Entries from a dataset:
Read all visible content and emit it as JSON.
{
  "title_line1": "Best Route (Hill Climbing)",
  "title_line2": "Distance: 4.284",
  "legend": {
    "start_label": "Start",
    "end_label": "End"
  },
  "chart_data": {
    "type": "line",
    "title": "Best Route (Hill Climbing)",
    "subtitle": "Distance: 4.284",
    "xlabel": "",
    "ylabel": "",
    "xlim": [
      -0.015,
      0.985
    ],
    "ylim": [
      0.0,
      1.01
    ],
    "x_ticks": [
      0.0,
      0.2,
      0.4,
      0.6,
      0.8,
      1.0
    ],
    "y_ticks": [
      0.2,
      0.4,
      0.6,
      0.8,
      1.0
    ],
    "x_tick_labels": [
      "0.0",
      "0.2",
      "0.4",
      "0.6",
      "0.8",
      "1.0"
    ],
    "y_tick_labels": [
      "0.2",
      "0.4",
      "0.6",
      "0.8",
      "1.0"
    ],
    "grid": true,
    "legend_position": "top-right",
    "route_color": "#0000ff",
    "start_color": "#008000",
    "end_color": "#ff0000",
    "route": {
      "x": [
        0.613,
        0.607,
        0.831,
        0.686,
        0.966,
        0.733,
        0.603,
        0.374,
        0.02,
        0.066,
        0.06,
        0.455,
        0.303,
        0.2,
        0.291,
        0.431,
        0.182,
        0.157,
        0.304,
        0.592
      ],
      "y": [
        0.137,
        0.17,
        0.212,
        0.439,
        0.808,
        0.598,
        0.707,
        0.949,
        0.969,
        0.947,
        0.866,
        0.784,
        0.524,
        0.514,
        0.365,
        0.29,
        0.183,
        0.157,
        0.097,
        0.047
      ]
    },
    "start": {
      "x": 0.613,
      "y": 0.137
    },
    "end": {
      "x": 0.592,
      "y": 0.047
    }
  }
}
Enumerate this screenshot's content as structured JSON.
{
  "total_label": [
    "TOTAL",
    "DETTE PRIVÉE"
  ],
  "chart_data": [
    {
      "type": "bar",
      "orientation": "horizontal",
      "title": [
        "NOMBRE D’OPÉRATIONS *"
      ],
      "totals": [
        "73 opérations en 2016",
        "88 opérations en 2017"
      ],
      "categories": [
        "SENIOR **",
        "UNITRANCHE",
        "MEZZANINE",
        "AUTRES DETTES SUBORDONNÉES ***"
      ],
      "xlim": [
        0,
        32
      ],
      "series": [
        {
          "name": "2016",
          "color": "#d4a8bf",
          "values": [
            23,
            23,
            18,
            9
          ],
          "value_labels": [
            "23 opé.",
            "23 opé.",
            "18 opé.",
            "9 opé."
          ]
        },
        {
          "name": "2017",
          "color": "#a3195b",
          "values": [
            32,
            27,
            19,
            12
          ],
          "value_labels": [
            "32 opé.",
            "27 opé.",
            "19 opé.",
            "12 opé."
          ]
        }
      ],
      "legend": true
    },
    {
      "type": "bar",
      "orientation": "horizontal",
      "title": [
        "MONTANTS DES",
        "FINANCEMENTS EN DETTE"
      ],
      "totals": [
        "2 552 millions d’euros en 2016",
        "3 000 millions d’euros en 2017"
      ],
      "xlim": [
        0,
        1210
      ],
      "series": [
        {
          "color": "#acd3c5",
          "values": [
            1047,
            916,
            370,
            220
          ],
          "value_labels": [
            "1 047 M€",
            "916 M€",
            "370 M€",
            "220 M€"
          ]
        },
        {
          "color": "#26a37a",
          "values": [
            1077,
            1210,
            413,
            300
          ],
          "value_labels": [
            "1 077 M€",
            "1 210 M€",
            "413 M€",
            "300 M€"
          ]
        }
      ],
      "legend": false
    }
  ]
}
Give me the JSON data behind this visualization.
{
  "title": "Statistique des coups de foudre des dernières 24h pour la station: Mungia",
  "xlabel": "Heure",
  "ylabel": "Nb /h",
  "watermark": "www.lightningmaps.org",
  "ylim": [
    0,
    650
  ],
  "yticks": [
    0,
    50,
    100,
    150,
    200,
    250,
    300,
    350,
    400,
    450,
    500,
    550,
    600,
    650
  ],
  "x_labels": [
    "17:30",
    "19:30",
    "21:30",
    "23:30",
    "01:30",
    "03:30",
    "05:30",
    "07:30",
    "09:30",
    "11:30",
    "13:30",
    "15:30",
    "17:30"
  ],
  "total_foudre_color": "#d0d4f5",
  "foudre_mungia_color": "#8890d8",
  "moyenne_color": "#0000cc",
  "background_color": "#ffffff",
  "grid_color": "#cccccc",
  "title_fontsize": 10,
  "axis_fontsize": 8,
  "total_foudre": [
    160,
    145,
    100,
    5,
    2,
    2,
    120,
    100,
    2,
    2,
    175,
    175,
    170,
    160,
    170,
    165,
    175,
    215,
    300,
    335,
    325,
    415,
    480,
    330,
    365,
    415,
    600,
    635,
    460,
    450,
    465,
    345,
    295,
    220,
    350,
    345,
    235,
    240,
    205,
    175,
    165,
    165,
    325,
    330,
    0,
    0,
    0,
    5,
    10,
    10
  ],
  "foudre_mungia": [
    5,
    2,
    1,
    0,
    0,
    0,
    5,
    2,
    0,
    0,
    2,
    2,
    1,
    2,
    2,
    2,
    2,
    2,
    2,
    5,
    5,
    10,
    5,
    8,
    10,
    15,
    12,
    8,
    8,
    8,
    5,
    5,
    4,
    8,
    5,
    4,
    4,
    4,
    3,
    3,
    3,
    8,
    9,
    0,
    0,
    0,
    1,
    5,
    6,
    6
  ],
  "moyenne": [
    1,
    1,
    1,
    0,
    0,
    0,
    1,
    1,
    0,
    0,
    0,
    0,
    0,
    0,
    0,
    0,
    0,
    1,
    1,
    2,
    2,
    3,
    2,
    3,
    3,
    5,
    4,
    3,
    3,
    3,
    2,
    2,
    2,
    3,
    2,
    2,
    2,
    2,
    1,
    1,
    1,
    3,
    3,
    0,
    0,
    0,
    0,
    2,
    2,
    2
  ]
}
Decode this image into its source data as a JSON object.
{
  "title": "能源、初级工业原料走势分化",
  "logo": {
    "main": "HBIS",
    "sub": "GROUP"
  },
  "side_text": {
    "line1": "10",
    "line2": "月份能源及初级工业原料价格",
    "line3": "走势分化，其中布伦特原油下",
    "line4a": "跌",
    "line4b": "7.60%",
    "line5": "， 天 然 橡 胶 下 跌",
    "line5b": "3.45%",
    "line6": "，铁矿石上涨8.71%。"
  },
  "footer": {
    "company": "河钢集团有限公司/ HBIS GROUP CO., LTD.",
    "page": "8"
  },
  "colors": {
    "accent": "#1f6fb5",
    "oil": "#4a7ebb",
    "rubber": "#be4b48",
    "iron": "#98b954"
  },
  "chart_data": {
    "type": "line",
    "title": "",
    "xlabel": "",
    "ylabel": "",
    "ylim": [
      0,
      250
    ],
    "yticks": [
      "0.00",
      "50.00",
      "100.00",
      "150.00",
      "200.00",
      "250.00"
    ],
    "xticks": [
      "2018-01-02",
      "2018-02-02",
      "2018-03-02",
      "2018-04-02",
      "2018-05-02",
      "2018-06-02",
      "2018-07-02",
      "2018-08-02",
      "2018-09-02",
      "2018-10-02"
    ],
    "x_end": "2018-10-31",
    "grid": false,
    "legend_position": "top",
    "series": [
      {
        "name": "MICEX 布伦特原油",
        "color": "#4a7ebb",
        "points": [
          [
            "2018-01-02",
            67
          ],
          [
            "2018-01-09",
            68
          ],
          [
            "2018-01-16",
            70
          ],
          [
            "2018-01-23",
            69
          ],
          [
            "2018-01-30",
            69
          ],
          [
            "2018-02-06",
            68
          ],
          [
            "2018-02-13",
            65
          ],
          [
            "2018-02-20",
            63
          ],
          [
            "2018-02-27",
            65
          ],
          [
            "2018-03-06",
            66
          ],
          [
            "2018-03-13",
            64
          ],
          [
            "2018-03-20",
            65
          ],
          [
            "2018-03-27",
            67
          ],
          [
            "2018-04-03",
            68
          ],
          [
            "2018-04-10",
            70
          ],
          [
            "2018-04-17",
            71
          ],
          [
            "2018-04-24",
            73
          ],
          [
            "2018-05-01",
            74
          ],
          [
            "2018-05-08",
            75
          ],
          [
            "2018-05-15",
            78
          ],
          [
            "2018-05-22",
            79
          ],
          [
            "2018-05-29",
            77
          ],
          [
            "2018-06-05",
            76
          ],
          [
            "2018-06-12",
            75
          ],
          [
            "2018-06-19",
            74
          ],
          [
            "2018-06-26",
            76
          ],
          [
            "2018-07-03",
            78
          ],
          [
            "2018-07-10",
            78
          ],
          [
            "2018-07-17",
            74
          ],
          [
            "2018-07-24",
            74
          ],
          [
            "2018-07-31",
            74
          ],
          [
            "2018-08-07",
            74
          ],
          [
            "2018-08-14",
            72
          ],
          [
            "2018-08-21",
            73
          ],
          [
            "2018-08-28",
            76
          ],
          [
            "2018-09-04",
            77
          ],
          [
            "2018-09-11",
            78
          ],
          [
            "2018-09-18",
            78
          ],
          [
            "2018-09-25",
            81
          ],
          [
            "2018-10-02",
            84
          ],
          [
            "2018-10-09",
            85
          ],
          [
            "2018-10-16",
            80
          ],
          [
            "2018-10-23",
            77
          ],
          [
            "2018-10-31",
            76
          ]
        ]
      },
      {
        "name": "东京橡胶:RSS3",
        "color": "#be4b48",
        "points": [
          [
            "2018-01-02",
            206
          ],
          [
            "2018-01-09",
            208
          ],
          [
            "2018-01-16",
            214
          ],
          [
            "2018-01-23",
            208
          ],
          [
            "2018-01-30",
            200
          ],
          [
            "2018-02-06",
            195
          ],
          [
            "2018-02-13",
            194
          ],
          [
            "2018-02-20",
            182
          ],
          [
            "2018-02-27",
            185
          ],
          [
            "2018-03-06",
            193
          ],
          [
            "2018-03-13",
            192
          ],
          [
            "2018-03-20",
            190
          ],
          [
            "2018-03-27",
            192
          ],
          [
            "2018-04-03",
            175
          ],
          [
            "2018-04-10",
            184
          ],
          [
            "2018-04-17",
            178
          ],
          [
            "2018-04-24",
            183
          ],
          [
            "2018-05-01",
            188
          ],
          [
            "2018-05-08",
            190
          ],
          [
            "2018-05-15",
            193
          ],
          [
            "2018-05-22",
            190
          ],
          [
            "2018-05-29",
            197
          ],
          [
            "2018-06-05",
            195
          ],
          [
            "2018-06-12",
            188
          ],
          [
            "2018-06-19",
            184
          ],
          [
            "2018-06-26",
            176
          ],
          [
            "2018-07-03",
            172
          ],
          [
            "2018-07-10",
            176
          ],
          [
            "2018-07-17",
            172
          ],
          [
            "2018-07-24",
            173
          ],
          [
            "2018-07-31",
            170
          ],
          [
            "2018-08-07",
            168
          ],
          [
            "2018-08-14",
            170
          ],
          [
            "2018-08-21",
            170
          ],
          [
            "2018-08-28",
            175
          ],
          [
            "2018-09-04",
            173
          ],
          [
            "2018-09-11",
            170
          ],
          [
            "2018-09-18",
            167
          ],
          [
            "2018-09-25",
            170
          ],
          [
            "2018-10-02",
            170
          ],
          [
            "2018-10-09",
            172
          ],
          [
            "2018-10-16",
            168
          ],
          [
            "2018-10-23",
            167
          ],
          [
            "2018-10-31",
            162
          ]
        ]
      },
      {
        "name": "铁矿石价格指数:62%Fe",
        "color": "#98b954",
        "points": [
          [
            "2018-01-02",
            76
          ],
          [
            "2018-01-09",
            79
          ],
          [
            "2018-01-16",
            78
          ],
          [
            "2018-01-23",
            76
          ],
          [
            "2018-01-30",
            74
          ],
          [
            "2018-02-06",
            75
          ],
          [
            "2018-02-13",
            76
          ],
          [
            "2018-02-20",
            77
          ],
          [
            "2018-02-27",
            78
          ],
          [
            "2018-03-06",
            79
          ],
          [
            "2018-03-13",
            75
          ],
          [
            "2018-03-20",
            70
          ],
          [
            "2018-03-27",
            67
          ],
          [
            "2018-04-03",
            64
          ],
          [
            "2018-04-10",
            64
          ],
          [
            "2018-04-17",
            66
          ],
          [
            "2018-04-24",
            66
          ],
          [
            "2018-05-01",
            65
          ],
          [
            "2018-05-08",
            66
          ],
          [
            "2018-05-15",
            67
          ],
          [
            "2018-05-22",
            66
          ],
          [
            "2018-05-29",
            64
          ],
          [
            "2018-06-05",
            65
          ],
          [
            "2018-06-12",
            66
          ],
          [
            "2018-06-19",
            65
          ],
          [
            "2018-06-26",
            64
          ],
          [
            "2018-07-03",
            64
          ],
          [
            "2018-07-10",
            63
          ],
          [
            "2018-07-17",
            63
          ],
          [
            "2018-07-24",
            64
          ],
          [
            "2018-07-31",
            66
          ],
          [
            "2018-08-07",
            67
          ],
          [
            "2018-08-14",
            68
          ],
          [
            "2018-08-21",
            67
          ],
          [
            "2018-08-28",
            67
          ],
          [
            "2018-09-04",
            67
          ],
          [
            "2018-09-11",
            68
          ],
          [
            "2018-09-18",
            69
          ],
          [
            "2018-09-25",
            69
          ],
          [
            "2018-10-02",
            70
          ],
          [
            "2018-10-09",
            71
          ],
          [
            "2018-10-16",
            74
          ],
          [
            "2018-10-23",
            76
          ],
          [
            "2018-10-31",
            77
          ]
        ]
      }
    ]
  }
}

▶ DESCRIPTION OF THE TASK:
Which lines hold the string "HBIS"? List them all.

▶ FULL ANSWER:
    "main": "HBIS",
    "company": "河钢集团有限公司/ HBIS GROUP CO., LTD.",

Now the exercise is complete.